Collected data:
···
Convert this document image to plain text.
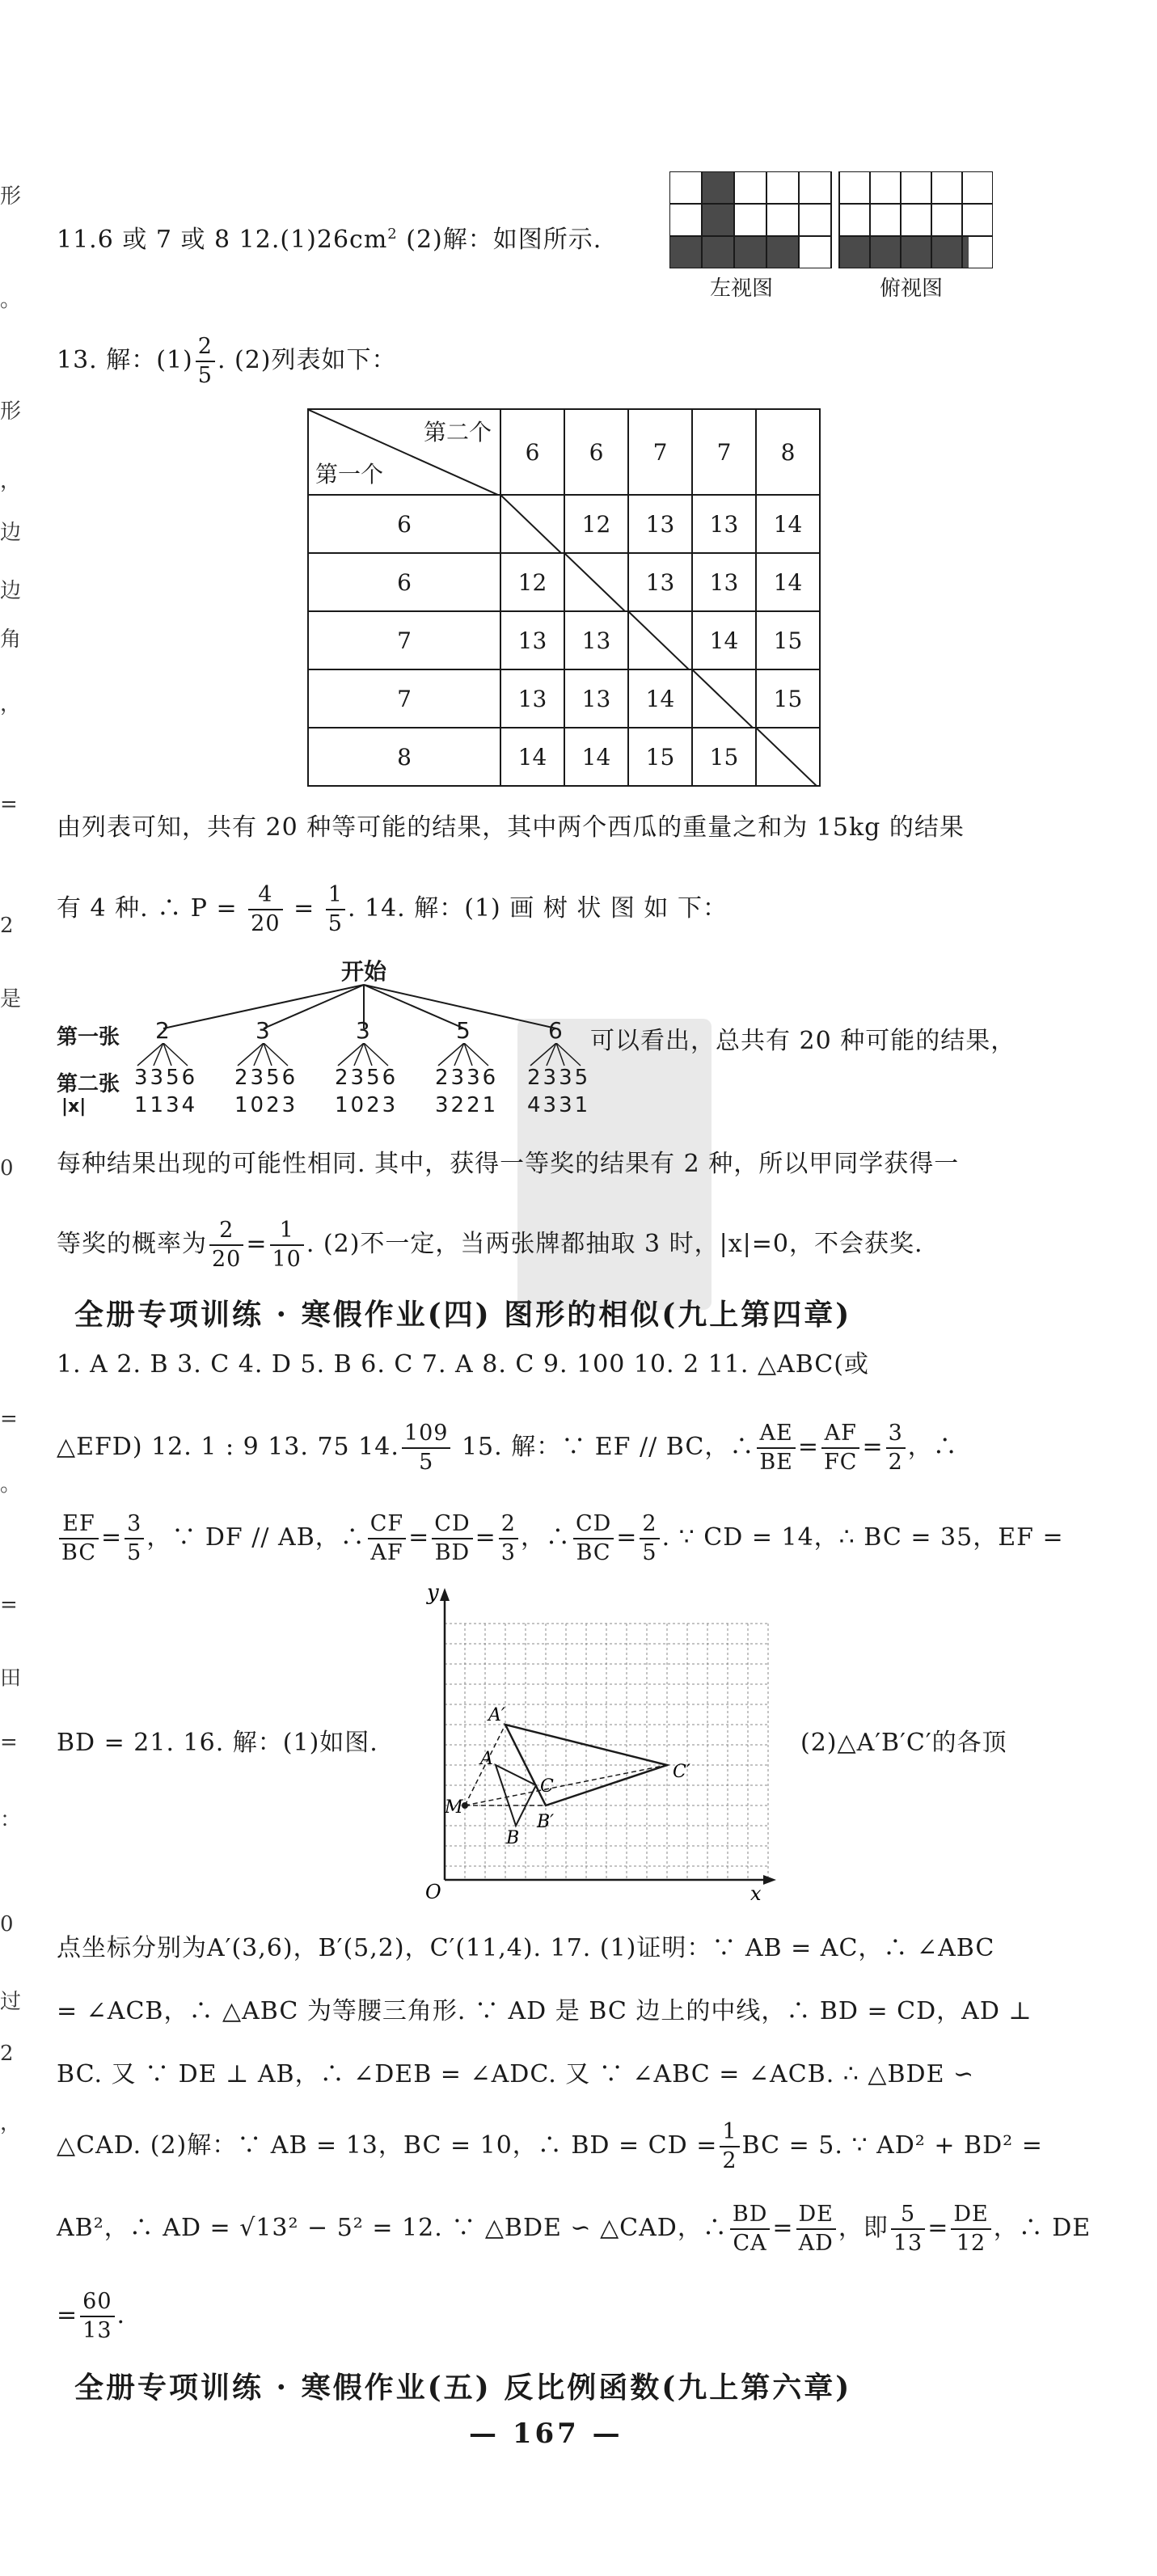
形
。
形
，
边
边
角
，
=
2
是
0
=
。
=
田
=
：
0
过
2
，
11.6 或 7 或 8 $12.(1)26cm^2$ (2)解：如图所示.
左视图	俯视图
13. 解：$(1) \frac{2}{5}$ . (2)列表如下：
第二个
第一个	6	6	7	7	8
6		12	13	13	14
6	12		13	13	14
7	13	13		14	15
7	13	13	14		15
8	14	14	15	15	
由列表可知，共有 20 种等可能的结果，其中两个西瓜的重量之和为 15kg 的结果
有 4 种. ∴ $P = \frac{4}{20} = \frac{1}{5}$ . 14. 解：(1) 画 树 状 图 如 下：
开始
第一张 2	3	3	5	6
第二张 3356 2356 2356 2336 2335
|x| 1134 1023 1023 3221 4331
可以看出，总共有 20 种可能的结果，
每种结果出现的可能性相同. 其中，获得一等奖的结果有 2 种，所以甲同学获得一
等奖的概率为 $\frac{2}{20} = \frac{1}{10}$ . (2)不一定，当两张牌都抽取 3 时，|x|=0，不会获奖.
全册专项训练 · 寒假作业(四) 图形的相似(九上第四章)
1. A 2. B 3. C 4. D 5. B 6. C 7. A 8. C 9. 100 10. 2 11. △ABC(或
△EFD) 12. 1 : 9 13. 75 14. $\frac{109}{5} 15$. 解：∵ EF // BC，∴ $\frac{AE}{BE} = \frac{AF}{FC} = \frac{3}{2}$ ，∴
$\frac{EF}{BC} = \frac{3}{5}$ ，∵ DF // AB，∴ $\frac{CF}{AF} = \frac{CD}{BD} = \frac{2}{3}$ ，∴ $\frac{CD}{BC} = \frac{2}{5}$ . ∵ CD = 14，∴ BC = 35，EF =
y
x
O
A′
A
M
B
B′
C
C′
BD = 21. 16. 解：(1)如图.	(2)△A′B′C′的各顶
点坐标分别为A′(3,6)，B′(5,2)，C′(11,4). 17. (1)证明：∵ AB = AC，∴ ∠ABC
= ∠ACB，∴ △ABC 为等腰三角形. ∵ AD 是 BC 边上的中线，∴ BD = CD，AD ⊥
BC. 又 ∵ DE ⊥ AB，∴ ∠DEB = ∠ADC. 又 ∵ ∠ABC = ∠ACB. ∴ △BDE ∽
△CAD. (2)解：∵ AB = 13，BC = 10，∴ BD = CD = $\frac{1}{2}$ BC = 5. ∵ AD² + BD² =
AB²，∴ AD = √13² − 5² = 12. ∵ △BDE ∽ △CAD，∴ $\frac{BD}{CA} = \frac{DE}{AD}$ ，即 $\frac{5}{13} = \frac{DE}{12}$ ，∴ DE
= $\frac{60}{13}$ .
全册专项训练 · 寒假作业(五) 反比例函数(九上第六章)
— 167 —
···
== Short exercise ==
Copy out the listing exactly as it stands, but not the pictures.

== Reply ==
Convert this document image to plain text.
形
。
形
，
边
边
角
，
=
2
是
0
=
。
=
田
=
：
0
过
2
，
11.6 或 7 或 8 $12.(1)26cm^2$ (2)解：如图所示.
左视图	俯视图
13. 解：$(1) \frac{2}{5}$ . (2)列表如下：
第二个
第一个	6	6	7	7	8
6		12	13	13	14
6	12		13	13	14
7	13	13		14	15
7	13	13	14		15
8	14	14	15	15	
由列表可知，共有 20 种等可能的结果，其中两个西瓜的重量之和为 15kg 的结果
有 4 种. ∴ $P = \frac{4}{20} = \frac{1}{5}$ . 14. 解：(1) 画 树 状 图 如 下：
开始
第一张 2	3	3	5	6
第二张 3356 2356 2356 2336 2335
|x| 1134 1023 1023 3221 4331
可以看出，总共有 20 种可能的结果，
每种结果出现的可能性相同. 其中，获得一等奖的结果有 2 种，所以甲同学获得一
等奖的概率为 $\frac{2}{20} = \frac{1}{10}$ . (2)不一定，当两张牌都抽取 3 时，|x|=0，不会获奖.
全册专项训练 · 寒假作业(四) 图形的相似(九上第四章)
1. A 2. B 3. C 4. D 5. B 6. C 7. A 8. C 9. 100 10. 2 11. △ABC(或
△EFD) 12. 1 : 9 13. 75 14. $\frac{109}{5} 15$. 解：∵ EF // BC，∴ $\frac{AE}{BE} = \frac{AF}{FC} = \frac{3}{2}$ ，∴
$\frac{EF}{BC} = \frac{3}{5}$ ，∵ DF // AB，∴ $\frac{CF}{AF} = \frac{CD}{BD} = \frac{2}{3}$ ，∴ $\frac{CD}{BC} = \frac{2}{5}$ . ∵ CD = 14，∴ BC = 35，EF =
y
x
O
A′
A
M
B
B′
C
C′
BD = 21. 16. 解：(1)如图.	(2)△A′B′C′的各顶
点坐标分别为A′(3,6)，B′(5,2)，C′(11,4). 17. (1)证明：∵ AB = AC，∴ ∠ABC
= ∠ACB，∴ △ABC 为等腰三角形. ∵ AD 是 BC 边上的中线，∴ BD = CD，AD ⊥
BC. 又 ∵ DE ⊥ AB，∴ ∠DEB = ∠ADC. 又 ∵ ∠ABC = ∠ACB. ∴ △BDE ∽
△CAD. (2)解：∵ AB = 13，BC = 10，∴ BD = CD = $\frac{1}{2}$ BC = 5. ∵ AD² + BD² =
AB²，∴ AD = √13² − 5² = 12. ∵ △BDE ∽ △CAD，∴ $\frac{BD}{CA} = \frac{DE}{AD}$ ，即 $\frac{5}{13} = \frac{DE}{12}$ ，∴ DE
= $\frac{60}{13}$ .
全册专项训练 · 寒假作业(五) 反比例函数(九上第六章)
— 167 —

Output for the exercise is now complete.